* **Brief**
Extract the listing lines from the line with "address-line2: 2106. Sokak, No.: 8" to the line with "logo-text-right: YAY [598,1284,658,1315]", both included, and reproduce each one without any change.

* **Bounding box annotations**

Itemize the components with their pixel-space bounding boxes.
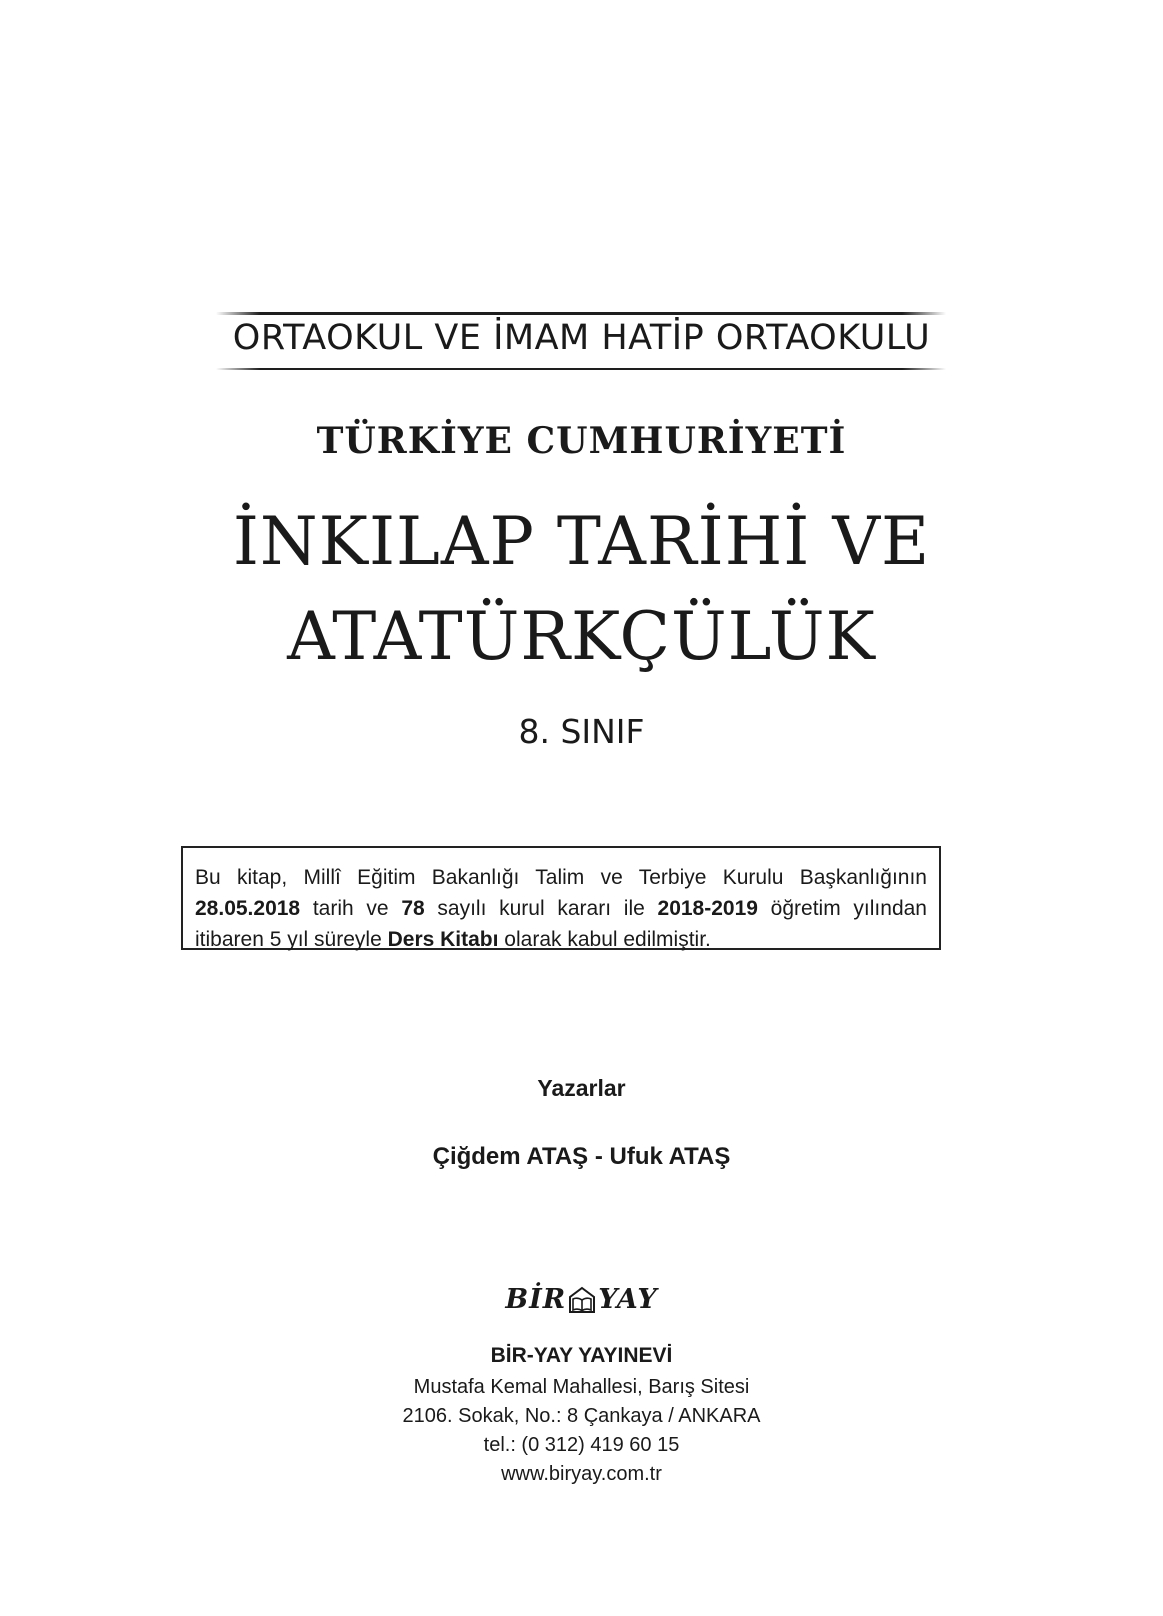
address-line2: 2106. Sokak, No.: 8 Çankaya / ANKARA [402,1405,761,1427]
grade-label: 8. SINIF [518,712,645,751]
book-title-line2: ATATÜRKÇÜLÜK [287,598,876,675]
approval-text-2: tarih ve [300,897,402,920]
school-type: ORTAOKUL VE İMAM HATİP ORTAOKULU [232,318,931,358]
publisher-logo [0,1283,1163,1323]
book-subtitle: TÜRKİYE CUMHURİYETİ [316,420,847,462]
phone-number: tel.: (0 312) 419 60 15 [483,1434,680,1456]
publisher-name: BİR-YAY YAYINEVİ [490,1344,673,1367]
authors-label: Yazarlar [537,1075,626,1101]
approval-book-type: Ders Kitabı [387,928,499,951]
approval-number: 78 [401,897,425,920]
approval-text-3: sayılı kurul kararı ile [424,897,658,920]
author-names: Çiğdem ATAŞ - Ufuk ATAŞ [432,1143,731,1170]
logo-text-right: YAY [598,1284,658,1315]
address-line1: Mustafa Kemal Mahallesi, Barış Sitesi [413,1376,750,1398]
approval-date: 28.05.2018 [195,897,301,920]
approval-notice [181,846,941,950]
website-link: www.biryay.com.tr [501,1463,662,1485]
approval-text-5: olarak kabul edilmiştir. [498,928,711,951]
top-rule [216,312,946,315]
bottom-rule [216,368,946,370]
book-title-line1: İNKILAP TARİHİ VE [232,503,931,580]
approval-text-1: Bu kitap, Millî Eğitim Bakanlığı Talim ve Terbiye Kurulu Başkanlığının [195,866,927,889]
approval-text-4: öğretim yılından itibaren 5 yıl süreyle [195,897,927,951]
approval-year: 2018-2019 [657,897,758,920]
book-icon [567,1285,597,1315]
logo-text-left: BİR [505,1284,567,1315]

* **Output for this task**
address-line2: 2106. Sokak, No.: 8 Çankaya / ANKARA [402,1405,761,1427]
grade-label: 8. SINIF [518,712,645,751]
book-title-line2: ATATÜRKÇÜLÜK [287,598,876,675]
approval-text-2: tarih ve [300,897,402,920]
school-type: ORTAOKUL VE İMAM HATİP ORTAOKULU [232,318,931,358]
publisher-logo [0,1283,1163,1323]
book-subtitle: TÜRKİYE CUMHURİYETİ [316,420,847,462]
phone-number: tel.: (0 312) 419 60 15 [483,1434,680,1456]
publisher-name: BİR-YAY YAYINEVİ [490,1344,673,1367]
authors-label: Yazarlar [537,1075,626,1101]
approval-book-type: Ders Kitabı [387,928,499,951]
approval-number: 78 [401,897,425,920]
approval-text-3: sayılı kurul kararı ile [424,897,658,920]
author-names: Çiğdem ATAŞ - Ufuk ATAŞ [432,1143,731,1170]
logo-text-right: YAY [598,1284,658,1315]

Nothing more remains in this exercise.